— Start of RECORDS PROVIDED —

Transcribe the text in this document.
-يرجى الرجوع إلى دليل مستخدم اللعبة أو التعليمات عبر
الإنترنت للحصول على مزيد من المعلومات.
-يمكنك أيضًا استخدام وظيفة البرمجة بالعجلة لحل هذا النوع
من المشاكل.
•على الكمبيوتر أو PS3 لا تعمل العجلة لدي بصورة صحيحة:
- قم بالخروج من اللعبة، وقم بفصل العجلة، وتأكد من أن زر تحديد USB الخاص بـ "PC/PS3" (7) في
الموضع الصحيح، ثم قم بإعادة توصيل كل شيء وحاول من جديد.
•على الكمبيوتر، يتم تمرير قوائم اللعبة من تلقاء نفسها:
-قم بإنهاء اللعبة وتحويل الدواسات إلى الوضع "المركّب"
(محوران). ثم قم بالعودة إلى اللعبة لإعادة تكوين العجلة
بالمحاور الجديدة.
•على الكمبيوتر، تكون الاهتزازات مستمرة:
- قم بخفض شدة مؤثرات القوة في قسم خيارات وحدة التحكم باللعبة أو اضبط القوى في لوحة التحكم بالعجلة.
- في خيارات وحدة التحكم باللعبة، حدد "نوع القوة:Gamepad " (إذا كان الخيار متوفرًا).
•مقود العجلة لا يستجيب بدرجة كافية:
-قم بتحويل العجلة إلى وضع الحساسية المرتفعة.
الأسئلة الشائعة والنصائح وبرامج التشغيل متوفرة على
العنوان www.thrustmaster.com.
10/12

— End of RECORDS PROVIDED —

» **WHAT YOU ARE ASKED TO DO**: Repeat all of the entries exactly.

» **THE RESULT**:
Transcribe the text in this document.
-يرجى الرجوع إلى دليل مستخدم اللعبة أو التعليمات عبر
الإنترنت للحصول على مزيد من المعلومات.
-يمكنك أيضًا استخدام وظيفة البرمجة بالعجلة لحل هذا النوع
من المشاكل.
•على الكمبيوتر أو PS3 لا تعمل العجلة لدي بصورة صحيحة:
- قم بالخروج من اللعبة، وقم بفصل العجلة، وتأكد من أن زر تحديد USB الخاص بـ "PC/PS3" (7) في
الموضع الصحيح، ثم قم بإعادة توصيل كل شيء وحاول من جديد.
•على الكمبيوتر، يتم تمرير قوائم اللعبة من تلقاء نفسها:
-قم بإنهاء اللعبة وتحويل الدواسات إلى الوضع "المركّب"
(محوران). ثم قم بالعودة إلى اللعبة لإعادة تكوين العجلة
بالمحاور الجديدة.
•على الكمبيوتر، تكون الاهتزازات مستمرة:
- قم بخفض شدة مؤثرات القوة في قسم خيارات وحدة التحكم باللعبة أو اضبط القوى في لوحة التحكم بالعجلة.
- في خيارات وحدة التحكم باللعبة، حدد "نوع القوة:Gamepad " (إذا كان الخيار متوفرًا).
•مقود العجلة لا يستجيب بدرجة كافية:
-قم بتحويل العجلة إلى وضع الحساسية المرتفعة.
الأسئلة الشائعة والنصائح وبرامج التشغيل متوفرة على
العنوان www.thrustmaster.com.
10/12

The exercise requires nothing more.